**GOAL**. Give as a numbered list the lines from the one with "8, 938, 48]" up to and including the one with "17, 215, 39]", leaving out blank lines.

##### EXCERPTED DATA

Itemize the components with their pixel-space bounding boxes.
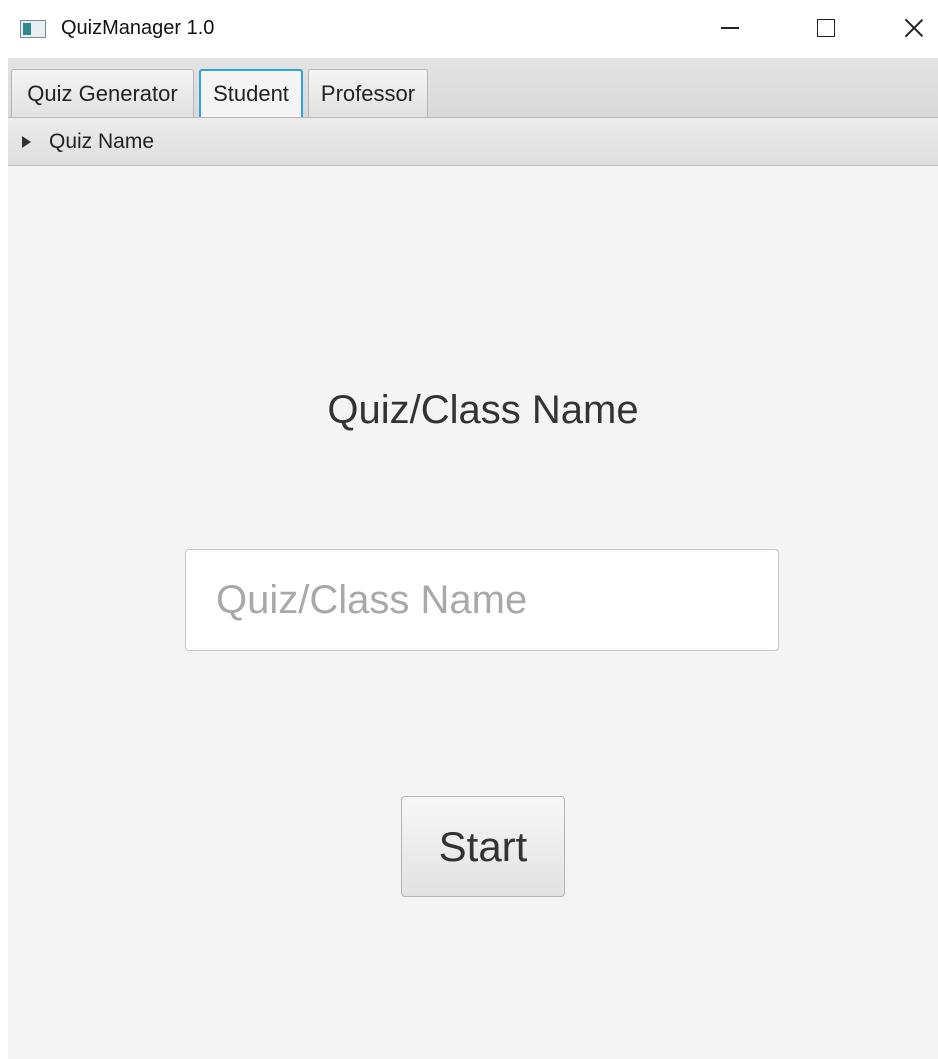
close-button[interactable]	[884, 8, 938, 48]
triangle-right-icon	[22, 135, 31, 148]
quiz-class-name-heading: Quiz/Class Name	[327, 388, 639, 432]
tab-bar: Quiz Generator Student Professor	[8, 58, 938, 118]
close-icon	[903, 17, 925, 39]
title-bar: QuizManager 1.0	[0, 0, 938, 58]
minimize-icon	[721, 27, 739, 29]
maximize-button[interactable]	[796, 8, 856, 48]
start-button[interactable]: Start	[401, 796, 565, 897]
minimize-button[interactable]	[700, 8, 760, 48]
quiz-name-pane-header[interactable]: Quiz Name	[8, 118, 938, 166]
tab-quiz-generator[interactable]: Quiz Generator	[11, 69, 194, 117]
app-window-icon	[20, 20, 46, 38]
app-window: QuizManager 1.0 Quiz Generator Student P…	[0, 0, 938, 1059]
tab-student[interactable]: Student	[199, 69, 303, 117]
quiz-class-name-input[interactable]	[185, 549, 779, 651]
maximize-icon	[817, 19, 835, 37]
student-content-area: Quiz/Class Name Start	[8, 166, 938, 1059]
tab-professor[interactable]: Professor	[308, 69, 428, 117]
pane-title: Quiz Name	[49, 129, 155, 153]
window-title: QuizManager 1.0	[61, 17, 215, 39]
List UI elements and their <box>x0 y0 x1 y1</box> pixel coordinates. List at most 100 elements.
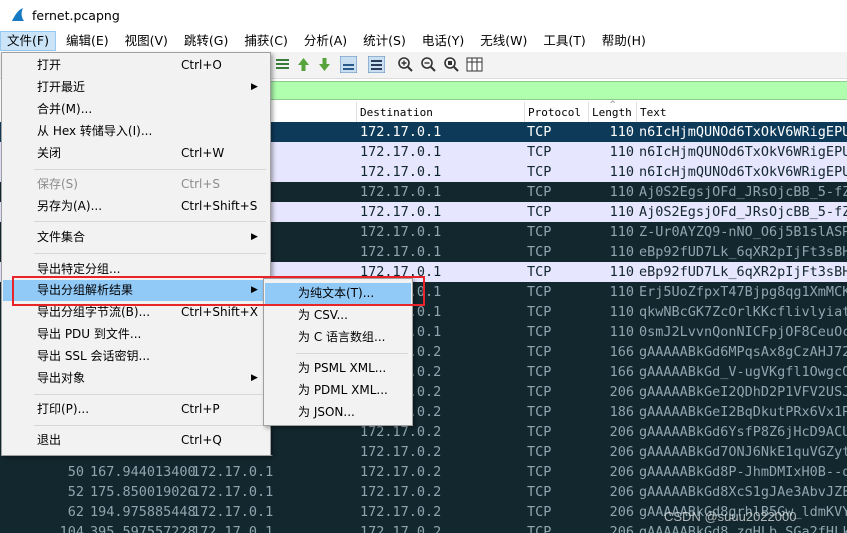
menu-go[interactable]: 跳转(G) <box>178 31 234 51</box>
packet-length: 186 <box>609 404 634 420</box>
packet-length: 206 <box>609 464 634 480</box>
packet-text: eBp92fUD7Lk_6qXR2pIjFt3sBH <box>639 264 847 280</box>
shortcut-label: Ctrl+O <box>181 58 222 72</box>
menu-view[interactable]: 视图(V) <box>119 31 174 51</box>
colorize-icon[interactable] <box>368 56 385 73</box>
menu-statistics[interactable]: 统计(S) <box>357 31 412 51</box>
packet-protocol: TCP <box>527 404 552 420</box>
packet-destination: 172.17.0.2 <box>360 504 442 520</box>
menu-tools[interactable]: 工具(T) <box>537 31 591 51</box>
menu-item-close[interactable]: 关闭 Ctrl+W <box>3 143 269 164</box>
packet-length: 206 <box>609 524 634 533</box>
packet-destination: 172.17.0.2 <box>360 524 442 533</box>
watermark: CSDN @suuu2022000 <box>664 509 797 524</box>
column-destination[interactable]: Destination <box>356 102 524 122</box>
packet-protocol: TCP <box>527 484 552 500</box>
packet-length: 110 <box>609 264 634 280</box>
menu-item-label: 导出分组字节流(B)... <box>37 305 151 319</box>
packet-destination: 172.17.0.1 <box>360 224 442 240</box>
menu-item-export-objects[interactable]: 导出对象 ▶ <box>3 368 269 389</box>
menu-wireless[interactable]: 无线(W) <box>474 31 533 51</box>
zoom-out-icon[interactable] <box>420 56 437 73</box>
menu-item-label: 为 CSV... <box>298 308 348 322</box>
menu-item-label: 为纯文本(T)... <box>298 286 375 300</box>
menu-item-label: 合并(M)... <box>37 102 93 116</box>
packet-length: 110 <box>609 324 634 340</box>
menu-analyze[interactable]: 分析(A) <box>298 31 353 51</box>
packet-length: 110 <box>609 304 634 320</box>
packet-time: 167.944013400 <box>90 464 196 480</box>
menu-edit[interactable]: 编辑(E) <box>60 31 115 51</box>
file-menu-dropdown: 打开 Ctrl+O 打开最近 ▶ 合并(M)... 从 Hex 转储导入(I)...… <box>1 52 271 456</box>
menu-item-export-pdus[interactable]: 导出 PDU 到文件... <box>3 324 269 345</box>
menu-item-label: 打印(P)... <box>37 402 90 416</box>
packet-length: 110 <box>609 204 634 220</box>
packet-text: 0smJ2LvvnQonNICFpjOF8CeuOc <box>639 324 847 340</box>
zoom-in-icon[interactable] <box>397 56 414 73</box>
packet-text: Aj0S2EgsjOFd_JRsOjcBB_5-fZ <box>639 184 847 200</box>
packet-protocol: TCP <box>527 384 552 400</box>
display-filter-input[interactable] <box>270 81 847 100</box>
packet-protocol: TCP <box>527 344 552 360</box>
menu-file[interactable]: 文件(F) <box>0 31 56 51</box>
packet-destination: 172.17.0.2 <box>360 484 442 500</box>
menu-separator <box>34 425 266 426</box>
go-last-icon[interactable] <box>316 56 333 73</box>
menu-separator <box>296 353 408 354</box>
packet-protocol: TCP <box>527 164 552 180</box>
zoom-reset-icon[interactable] <box>443 56 460 73</box>
shortcut-label: Ctrl+P <box>181 402 220 416</box>
packet-row[interactable]: 52 175.850019026 172.17.0.1 172.17.0.2 TCP 20… <box>0 482 847 502</box>
menu-item-as-psml-xml[interactable]: 为 PSML XML... <box>265 358 411 379</box>
menu-item-export-packet-bytes[interactable]: 导出分组字节流(B)... Ctrl+Shift+X <box>3 302 269 323</box>
menu-item-quit[interactable]: 退出 Ctrl+Q <box>3 430 269 451</box>
packet-length: 110 <box>609 284 634 300</box>
jump-icon[interactable] <box>274 56 291 73</box>
packet-length: 166 <box>609 344 634 360</box>
menu-capture[interactable]: 捕获(C) <box>238 31 293 51</box>
menu-item-label: 导出对象 <box>37 371 86 385</box>
menu-item-open[interactable]: 打开 Ctrl+O <box>3 55 269 76</box>
packet-text: Z-Ur0AYZQ9-nNO_O6j5B1slASR <box>639 224 847 240</box>
packet-text: gAAAAABkGeI2QDhD2P1VFV2USJ <box>639 384 847 400</box>
menu-item-export-specified-packets[interactable]: 导出特定分组... <box>3 259 269 280</box>
menu-item-save-as[interactable]: 另存为(A)... Ctrl+Shift+S <box>3 196 269 217</box>
column-protocol[interactable]: Protocol <box>524 102 590 122</box>
packet-protocol: TCP <box>527 244 552 260</box>
menu-item-as-plain-text[interactable]: 为纯文本(T)... <box>265 283 411 304</box>
packet-protocol: TCP <box>527 524 552 533</box>
packet-protocol: TCP <box>527 224 552 240</box>
wireshark-shark-fin-icon <box>12 8 24 21</box>
menu-item-as-c-arrays[interactable]: 为 C 语言数组... <box>265 327 411 348</box>
menu-item-import-hex[interactable]: 从 Hex 转储导入(I)... <box>3 121 269 142</box>
menu-item-as-pdml-xml[interactable]: 为 PDML XML... <box>265 380 411 401</box>
column-text[interactable]: Text <box>636 102 847 122</box>
menu-item-open-recent[interactable]: 打开最近 ▶ <box>3 77 269 98</box>
menu-item-export-packet-dissections[interactable]: 导出分组解析结果 ▶ <box>3 280 269 301</box>
menu-item-as-json[interactable]: 为 JSON... <box>265 402 411 423</box>
autoscroll-icon[interactable] <box>340 56 357 73</box>
menu-item-export-ssl-keys[interactable]: 导出 SSL 会话密钥... <box>3 346 269 367</box>
packet-number: 52 <box>67 484 84 500</box>
packet-protocol: TCP <box>527 504 552 520</box>
resize-columns-icon[interactable] <box>466 56 483 73</box>
packet-protocol: TCP <box>527 204 552 220</box>
packet-text: Aj0S2EgsjOFd_JRsOjcBB_5-fZ <box>639 204 847 220</box>
packet-row[interactable]: 50 167.944013400 172.17.0.1 172.17.0.2 TCP 20… <box>0 462 847 482</box>
menu-separator <box>34 221 266 222</box>
menu-telephony[interactable]: 电话(Y) <box>416 31 470 51</box>
menu-item-print[interactable]: 打印(P)... Ctrl+P <box>3 399 269 420</box>
packet-time: 175.850019026 <box>90 484 196 500</box>
menu-help[interactable]: 帮助(H) <box>596 31 652 51</box>
packet-length: 206 <box>609 424 634 440</box>
menu-item-merge[interactable]: 合并(M)... <box>3 99 269 120</box>
packet-text: gAAAAABkGd6MPqsAx8gCzAHJ72 <box>639 344 847 360</box>
packet-length: 206 <box>609 504 634 520</box>
packet-protocol: TCP <box>527 304 552 320</box>
packet-length: 110 <box>609 244 634 260</box>
go-first-icon[interactable] <box>295 56 312 73</box>
packet-text: n6IcHjmQUNOd6TxOkV6WRigEPU <box>639 144 847 160</box>
menu-item-file-set[interactable]: 文件集合 ▶ <box>3 227 269 248</box>
menu-item-as-csv[interactable]: 为 CSV... <box>265 305 411 326</box>
packet-length: 206 <box>609 484 634 500</box>
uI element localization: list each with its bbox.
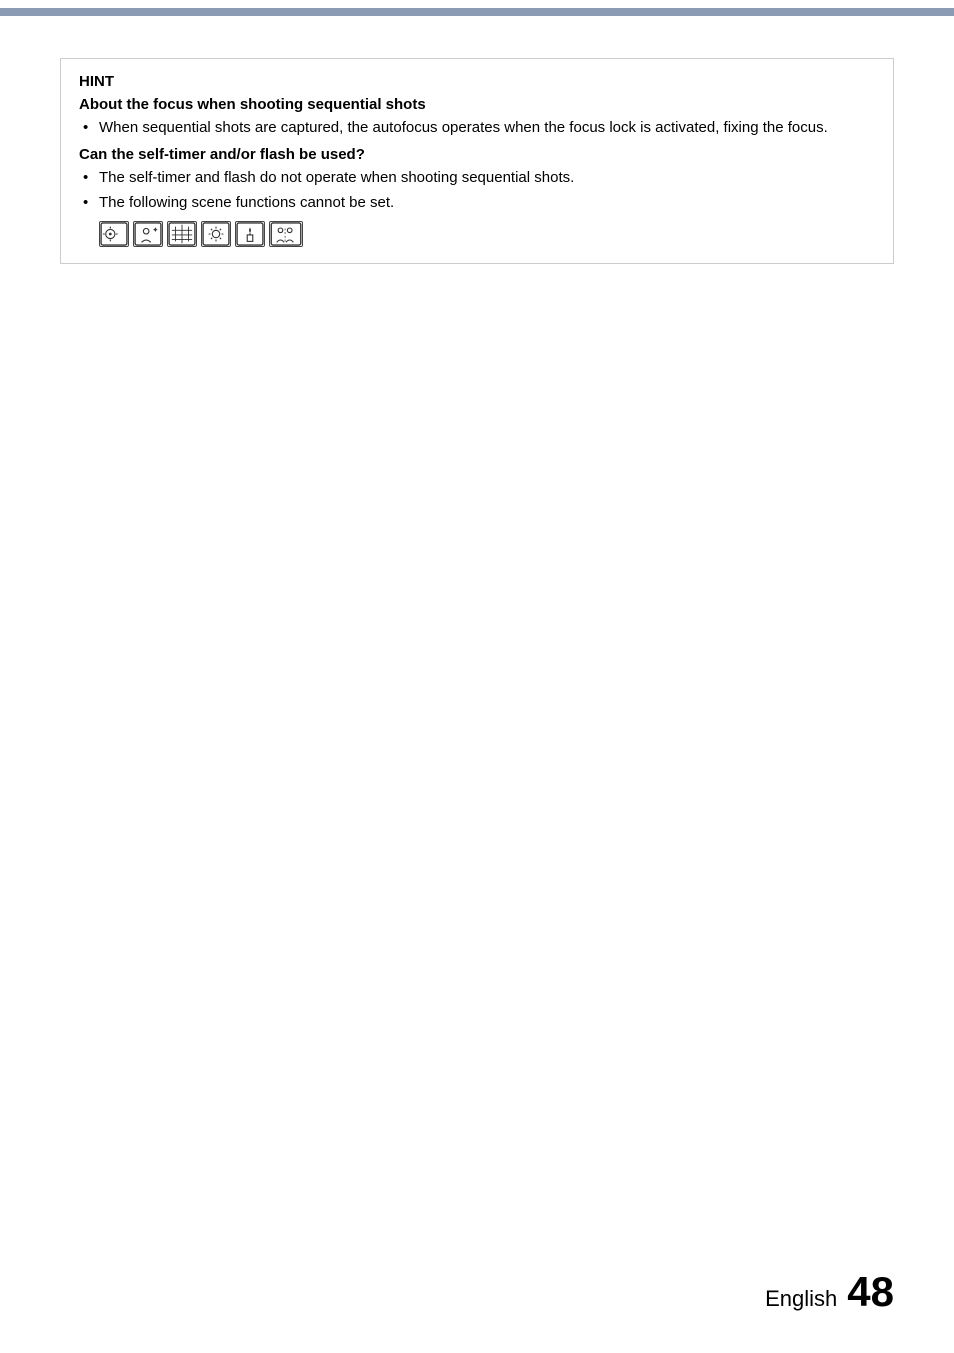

##########

**FINAL RESULT**.
1. close-button[interactable]	[884, 8, 938, 48]
2. triangle-right-icon	[22, 135, 31, 148]
3. quiz-class-name-heading: Quiz/Class Name	[327, 388, 639, 432]
4. tab-bar: Quiz Generator Student Professor	[8, 58, 938, 118]
5. close-icon	[903, 17, 925, 39]
6. title-bar: QuizManager 1.0	[0, 0, 938, 58]
7. minimize-icon	[721, 27, 739, 29]
8. maximize-button[interactable]	[796, 8, 856, 48]
9. start-button[interactable]: Start	[401, 796, 565, 897]
10. minimize-button[interactable]	[700, 8, 760, 48]
11. quiz-name-pane-header[interactable]: Quiz Name	[8, 118, 938, 166]
12. tab-quiz-generator[interactable]: Quiz Generator	[11, 69, 194, 117]
13. app-window-icon	[20, 20, 46, 38]
14. app-window: QuizManager 1.0 Quiz Generator Student P…	[0, 0, 938, 1059]
15. tab-student[interactable]: Student	[199, 69, 303, 117]
16. quiz-class-name-input[interactable]	[185, 549, 779, 651]
17. maximize-icon	[817, 19, 835, 37]
18. student-content-area: Quiz/Class Name Start	[8, 166, 938, 1059]
19. tab-professor[interactable]: Professor	[308, 69, 428, 117]
20. pane-title: Quiz Name	[49, 129, 155, 153]
21. window-title: QuizManager 1.0	[61, 17, 215, 39]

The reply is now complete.